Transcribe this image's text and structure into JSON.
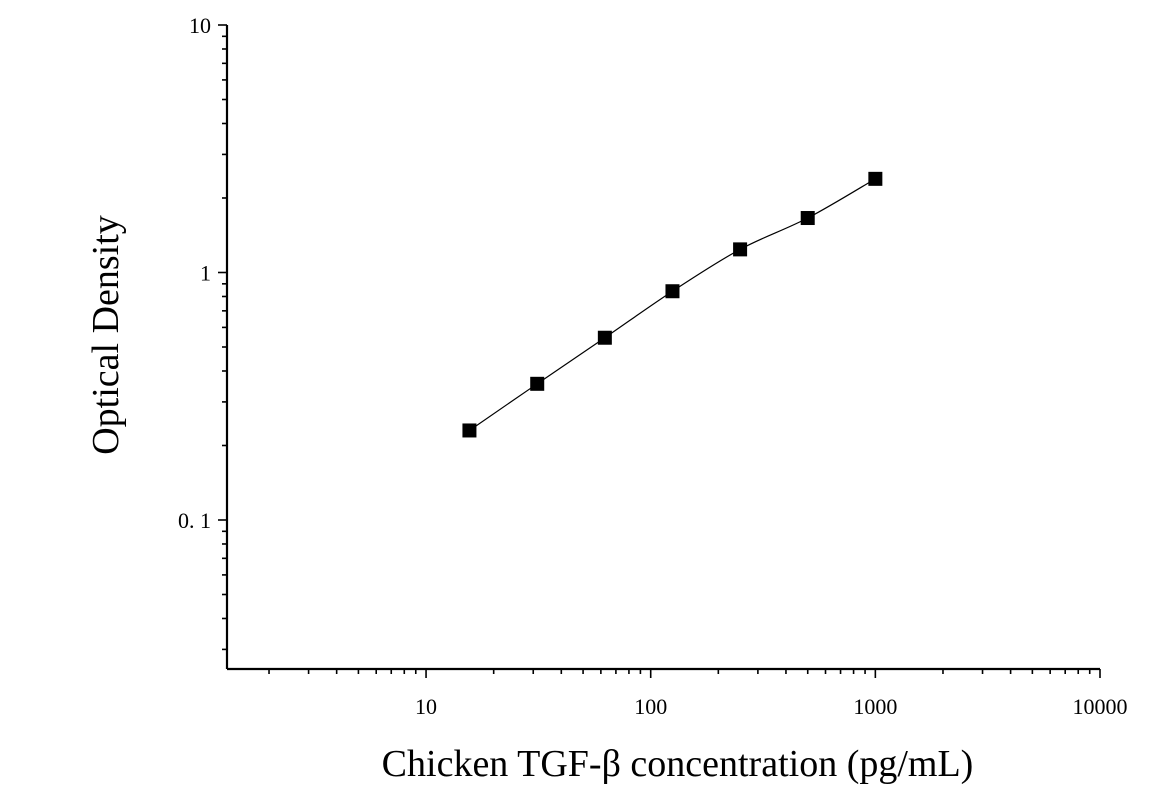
{
  "chart_data": {
    "type": "scatter",
    "title": "",
    "xlabel": "Chicken TGF-β concentration (pg/mL)",
    "ylabel": "Optical Density",
    "xscale": "log",
    "yscale": "log",
    "xlim": [
      1.3,
      10000
    ],
    "ylim": [
      0.025,
      10
    ],
    "x_ticks": [
      10,
      100,
      1000,
      10000
    ],
    "x_tick_labels": [
      "10",
      "100",
      "1000",
      "10000"
    ],
    "y_ticks": [
      0.1,
      1,
      10
    ],
    "y_tick_labels": [
      "0. 1",
      "1",
      "10"
    ],
    "grid": false,
    "legend": "none",
    "series": [
      {
        "marker": "square",
        "color": "#000000",
        "x": [
          15.6,
          31.25,
          62.5,
          125,
          250,
          500,
          1000
        ],
        "y": [
          0.23,
          0.355,
          0.545,
          0.84,
          1.24,
          1.66,
          2.39
        ],
        "fit_curve": true
      }
    ]
  }
}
-=-=-=-=-
▶ _TASK TO CARRY OUT_: Copy out the listing exactly as it stands, but not the pictures.

▶ _EXPECTED ANSWER_:
Transcribe this image's text and structure into JSON.
{
  "chart_data": {
    "type": "scatter",
    "title": "",
    "xlabel": "Chicken TGF-β concentration (pg/mL)",
    "ylabel": "Optical Density",
    "xscale": "log",
    "yscale": "log",
    "xlim": [
      1.3,
      10000
    ],
    "ylim": [
      0.025,
      10
    ],
    "x_ticks": [
      10,
      100,
      1000,
      10000
    ],
    "x_tick_labels": [
      "10",
      "100",
      "1000",
      "10000"
    ],
    "y_ticks": [
      0.1,
      1,
      10
    ],
    "y_tick_labels": [
      "0. 1",
      "1",
      "10"
    ],
    "grid": false,
    "legend": "none",
    "series": [
      {
        "marker": "square",
        "color": "#000000",
        "x": [
          15.6,
          31.25,
          62.5,
          125,
          250,
          500,
          1000
        ],
        "y": [
          0.23,
          0.355,
          0.545,
          0.84,
          1.24,
          1.66,
          2.39
        ],
        "fit_curve": true
      }
    ]
  }
}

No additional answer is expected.